### Task description:
Quote the lines below exactly, from the one that holds "Output the text content of this document." through the final line of the records, and only those.

[Stored records]
——————————
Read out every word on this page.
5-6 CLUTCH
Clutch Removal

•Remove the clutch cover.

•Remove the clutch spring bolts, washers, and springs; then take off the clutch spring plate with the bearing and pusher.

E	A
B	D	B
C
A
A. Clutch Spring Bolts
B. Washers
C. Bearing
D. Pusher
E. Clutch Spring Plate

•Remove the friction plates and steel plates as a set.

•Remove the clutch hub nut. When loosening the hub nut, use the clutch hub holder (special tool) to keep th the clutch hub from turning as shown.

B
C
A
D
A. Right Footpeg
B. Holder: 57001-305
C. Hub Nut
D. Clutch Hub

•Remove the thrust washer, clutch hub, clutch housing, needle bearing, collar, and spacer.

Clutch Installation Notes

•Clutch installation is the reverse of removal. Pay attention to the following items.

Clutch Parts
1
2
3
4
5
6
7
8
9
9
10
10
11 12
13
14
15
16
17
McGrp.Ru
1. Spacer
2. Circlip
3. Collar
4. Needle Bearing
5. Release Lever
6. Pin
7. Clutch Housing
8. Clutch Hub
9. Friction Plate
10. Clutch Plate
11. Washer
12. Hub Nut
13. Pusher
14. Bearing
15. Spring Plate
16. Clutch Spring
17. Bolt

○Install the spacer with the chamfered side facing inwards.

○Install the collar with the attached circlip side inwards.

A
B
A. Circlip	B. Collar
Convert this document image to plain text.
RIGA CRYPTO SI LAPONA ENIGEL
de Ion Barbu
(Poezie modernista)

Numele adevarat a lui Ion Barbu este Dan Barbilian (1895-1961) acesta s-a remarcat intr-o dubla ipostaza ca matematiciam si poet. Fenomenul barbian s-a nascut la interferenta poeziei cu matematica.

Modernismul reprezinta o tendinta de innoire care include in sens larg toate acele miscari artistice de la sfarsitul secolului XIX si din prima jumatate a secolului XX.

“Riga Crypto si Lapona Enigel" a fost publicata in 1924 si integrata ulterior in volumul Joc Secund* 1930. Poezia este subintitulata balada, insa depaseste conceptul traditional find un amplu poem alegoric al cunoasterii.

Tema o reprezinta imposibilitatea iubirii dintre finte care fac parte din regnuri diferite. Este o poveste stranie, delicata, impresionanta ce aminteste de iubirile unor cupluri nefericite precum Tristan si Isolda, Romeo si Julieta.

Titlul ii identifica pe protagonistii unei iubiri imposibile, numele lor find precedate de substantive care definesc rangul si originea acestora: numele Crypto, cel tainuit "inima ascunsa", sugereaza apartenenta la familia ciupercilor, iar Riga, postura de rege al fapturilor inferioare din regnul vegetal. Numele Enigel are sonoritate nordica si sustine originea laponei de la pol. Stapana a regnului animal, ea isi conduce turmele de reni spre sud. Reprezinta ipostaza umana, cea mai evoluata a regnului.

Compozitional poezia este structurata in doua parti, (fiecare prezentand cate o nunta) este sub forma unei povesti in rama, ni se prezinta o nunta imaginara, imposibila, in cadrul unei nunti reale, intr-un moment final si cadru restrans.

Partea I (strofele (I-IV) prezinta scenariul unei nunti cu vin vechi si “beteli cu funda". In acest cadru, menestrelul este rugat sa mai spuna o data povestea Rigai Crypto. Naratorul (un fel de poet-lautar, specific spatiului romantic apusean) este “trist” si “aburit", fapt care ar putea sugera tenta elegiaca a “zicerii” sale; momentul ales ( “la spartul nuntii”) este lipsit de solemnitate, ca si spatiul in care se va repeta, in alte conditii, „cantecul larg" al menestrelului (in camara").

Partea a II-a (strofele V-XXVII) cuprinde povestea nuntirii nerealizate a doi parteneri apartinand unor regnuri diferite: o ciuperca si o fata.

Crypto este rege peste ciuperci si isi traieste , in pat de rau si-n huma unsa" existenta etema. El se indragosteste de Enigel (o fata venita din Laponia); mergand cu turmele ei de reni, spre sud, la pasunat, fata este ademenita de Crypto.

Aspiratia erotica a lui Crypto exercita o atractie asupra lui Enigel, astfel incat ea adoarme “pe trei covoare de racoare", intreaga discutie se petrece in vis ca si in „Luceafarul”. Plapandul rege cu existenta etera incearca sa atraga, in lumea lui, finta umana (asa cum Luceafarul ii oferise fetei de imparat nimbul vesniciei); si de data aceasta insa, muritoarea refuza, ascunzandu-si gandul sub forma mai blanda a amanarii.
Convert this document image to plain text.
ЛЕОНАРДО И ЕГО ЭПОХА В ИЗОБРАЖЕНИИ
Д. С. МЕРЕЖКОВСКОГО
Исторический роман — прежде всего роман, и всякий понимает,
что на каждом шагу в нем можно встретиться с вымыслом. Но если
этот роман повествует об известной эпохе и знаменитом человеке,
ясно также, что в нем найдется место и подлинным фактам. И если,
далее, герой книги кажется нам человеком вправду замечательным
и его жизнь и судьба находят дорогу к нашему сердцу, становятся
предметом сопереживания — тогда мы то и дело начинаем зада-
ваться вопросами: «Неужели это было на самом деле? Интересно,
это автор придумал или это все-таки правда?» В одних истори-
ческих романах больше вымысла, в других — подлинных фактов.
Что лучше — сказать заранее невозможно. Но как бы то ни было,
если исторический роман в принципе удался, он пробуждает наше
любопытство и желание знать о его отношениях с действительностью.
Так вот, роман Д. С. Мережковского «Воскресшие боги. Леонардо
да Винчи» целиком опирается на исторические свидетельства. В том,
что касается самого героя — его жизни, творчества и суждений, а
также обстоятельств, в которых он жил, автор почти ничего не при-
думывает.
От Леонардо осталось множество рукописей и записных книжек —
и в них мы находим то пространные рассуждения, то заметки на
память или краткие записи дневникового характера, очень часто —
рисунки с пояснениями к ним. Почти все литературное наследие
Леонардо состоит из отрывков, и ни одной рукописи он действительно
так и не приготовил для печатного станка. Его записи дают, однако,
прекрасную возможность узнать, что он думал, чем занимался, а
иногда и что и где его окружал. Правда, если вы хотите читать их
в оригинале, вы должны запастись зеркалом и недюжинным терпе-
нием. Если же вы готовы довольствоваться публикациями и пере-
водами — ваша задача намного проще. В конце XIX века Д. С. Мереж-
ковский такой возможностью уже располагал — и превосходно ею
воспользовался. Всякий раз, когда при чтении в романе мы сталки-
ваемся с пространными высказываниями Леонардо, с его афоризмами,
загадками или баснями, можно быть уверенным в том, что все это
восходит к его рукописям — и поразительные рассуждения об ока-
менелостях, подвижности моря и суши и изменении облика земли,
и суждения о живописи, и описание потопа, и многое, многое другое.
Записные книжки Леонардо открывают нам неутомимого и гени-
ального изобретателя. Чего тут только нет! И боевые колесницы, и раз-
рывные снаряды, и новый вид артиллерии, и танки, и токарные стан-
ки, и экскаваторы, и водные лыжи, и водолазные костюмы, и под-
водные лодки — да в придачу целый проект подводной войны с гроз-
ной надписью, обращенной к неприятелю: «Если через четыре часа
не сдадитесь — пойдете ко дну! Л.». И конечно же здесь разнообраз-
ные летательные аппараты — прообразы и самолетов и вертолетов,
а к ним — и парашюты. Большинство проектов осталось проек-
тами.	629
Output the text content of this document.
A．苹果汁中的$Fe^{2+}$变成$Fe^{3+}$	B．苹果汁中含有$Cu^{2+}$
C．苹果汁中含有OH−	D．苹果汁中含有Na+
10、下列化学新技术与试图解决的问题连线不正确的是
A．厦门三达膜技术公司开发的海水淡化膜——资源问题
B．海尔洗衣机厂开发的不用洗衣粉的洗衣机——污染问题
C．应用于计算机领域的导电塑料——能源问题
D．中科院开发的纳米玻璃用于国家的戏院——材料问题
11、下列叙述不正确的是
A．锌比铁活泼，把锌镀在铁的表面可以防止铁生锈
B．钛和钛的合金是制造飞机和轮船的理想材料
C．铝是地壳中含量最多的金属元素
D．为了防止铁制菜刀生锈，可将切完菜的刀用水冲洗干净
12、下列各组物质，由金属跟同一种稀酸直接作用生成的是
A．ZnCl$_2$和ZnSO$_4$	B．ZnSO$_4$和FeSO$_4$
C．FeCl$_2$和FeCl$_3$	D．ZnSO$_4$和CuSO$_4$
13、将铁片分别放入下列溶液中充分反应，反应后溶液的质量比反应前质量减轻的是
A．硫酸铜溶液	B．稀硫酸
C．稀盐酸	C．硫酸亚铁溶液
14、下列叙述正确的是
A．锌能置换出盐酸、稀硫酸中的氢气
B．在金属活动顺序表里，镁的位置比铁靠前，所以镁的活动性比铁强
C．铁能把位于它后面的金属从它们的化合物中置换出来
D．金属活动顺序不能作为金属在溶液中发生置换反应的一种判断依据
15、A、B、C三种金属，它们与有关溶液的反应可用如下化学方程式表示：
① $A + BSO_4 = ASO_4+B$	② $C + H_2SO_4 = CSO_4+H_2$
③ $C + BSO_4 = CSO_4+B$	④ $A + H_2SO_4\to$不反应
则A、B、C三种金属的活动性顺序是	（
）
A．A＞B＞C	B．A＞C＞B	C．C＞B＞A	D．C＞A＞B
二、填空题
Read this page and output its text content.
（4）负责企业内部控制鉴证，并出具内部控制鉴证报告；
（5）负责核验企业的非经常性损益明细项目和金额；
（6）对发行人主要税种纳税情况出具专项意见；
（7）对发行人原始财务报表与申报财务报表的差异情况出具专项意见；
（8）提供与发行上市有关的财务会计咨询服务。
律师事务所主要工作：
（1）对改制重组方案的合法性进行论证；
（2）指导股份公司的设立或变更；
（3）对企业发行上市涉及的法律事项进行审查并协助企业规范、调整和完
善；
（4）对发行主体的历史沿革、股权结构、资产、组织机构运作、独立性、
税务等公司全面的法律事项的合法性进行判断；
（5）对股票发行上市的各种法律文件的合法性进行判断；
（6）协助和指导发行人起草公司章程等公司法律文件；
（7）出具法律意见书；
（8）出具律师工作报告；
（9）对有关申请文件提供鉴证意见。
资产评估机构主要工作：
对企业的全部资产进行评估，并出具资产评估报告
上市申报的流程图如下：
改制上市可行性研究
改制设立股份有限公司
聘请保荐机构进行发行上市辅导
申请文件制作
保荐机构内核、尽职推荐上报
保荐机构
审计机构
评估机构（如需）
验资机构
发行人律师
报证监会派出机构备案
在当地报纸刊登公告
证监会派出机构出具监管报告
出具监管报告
——————————
### Answer for the task:
Output the text content of this document.
A．苹果汁中的$Fe^{2+}$变成$Fe^{3+}$	B．苹果汁中含有$Cu^{2+}$
C．苹果汁中含有OH−	D．苹果汁中含有Na+
10、下列化学新技术与试图解决的问题连线不正确的是
A．厦门三达膜技术公司开发的海水淡化膜——资源问题
B．海尔洗衣机厂开发的不用洗衣粉的洗衣机——污染问题
C．应用于计算机领域的导电塑料——能源问题
D．中科院开发的纳米玻璃用于国家的戏院——材料问题
11、下列叙述不正确的是
A．锌比铁活泼，把锌镀在铁的表面可以防止铁生锈
B．钛和钛的合金是制造飞机和轮船的理想材料
C．铝是地壳中含量最多的金属元素
D．为了防止铁制菜刀生锈，可将切完菜的刀用水冲洗干净
12、下列各组物质，由金属跟同一种稀酸直接作用生成的是
A．ZnCl$_2$和ZnSO$_4$	B．ZnSO$_4$和FeSO$_4$
C．FeCl$_2$和FeCl$_3$	D．ZnSO$_4$和CuSO$_4$
13、将铁片分别放入下列溶液中充分反应，反应后溶液的质量比反应前质量减轻的是
A．硫酸铜溶液	B．稀硫酸
C．稀盐酸	C．硫酸亚铁溶液
14、下列叙述正确的是
A．锌能置换出盐酸、稀硫酸中的氢气
B．在金属活动顺序表里，镁的位置比铁靠前，所以镁的活动性比铁强
C．铁能把位于它后面的金属从它们的化合物中置换出来
D．金属活动顺序不能作为金属在溶液中发生置换反应的一种判断依据
15、A、B、C三种金属，它们与有关溶液的反应可用如下化学方程式表示：
① $A + BSO_4 = ASO_4+B$	② $C + H_2SO_4 = CSO_4+H_2$
③ $C + BSO_4 = CSO_4+B$	④ $A + H_2SO_4\to$不反应
则A、B、C三种金属的活动性顺序是	（
）
A．A＞B＞C	B．A＞C＞B	C．C＞B＞A	D．C＞A＞B
二、填空题
Read this page and output its text content.
（4）负责企业内部控制鉴证，并出具内部控制鉴证报告；
（5）负责核验企业的非经常性损益明细项目和金额；
（6）对发行人主要税种纳税情况出具专项意见；
（7）对发行人原始财务报表与申报财务报表的差异情况出具专项意见；
（8）提供与发行上市有关的财务会计咨询服务。
律师事务所主要工作：
（1）对改制重组方案的合法性进行论证；
（2）指导股份公司的设立或变更；
（3）对企业发行上市涉及的法律事项进行审查并协助企业规范、调整和完
善；
（4）对发行主体的历史沿革、股权结构、资产、组织机构运作、独立性、
税务等公司全面的法律事项的合法性进行判断；
（5）对股票发行上市的各种法律文件的合法性进行判断；
（6）协助和指导发行人起草公司章程等公司法律文件；
（7）出具法律意见书；
（8）出具律师工作报告；
（9）对有关申请文件提供鉴证意见。
资产评估机构主要工作：
对企业的全部资产进行评估，并出具资产评估报告
上市申报的流程图如下：
改制上市可行性研究
改制设立股份有限公司
聘请保荐机构进行发行上市辅导
申请文件制作
保荐机构内核、尽职推荐上报
保荐机构
审计机构
评估机构（如需）
验资机构
发行人律师
报证监会派出机构备案
在当地报纸刊登公告
证监会派出机构出具监管报告
出具监管报告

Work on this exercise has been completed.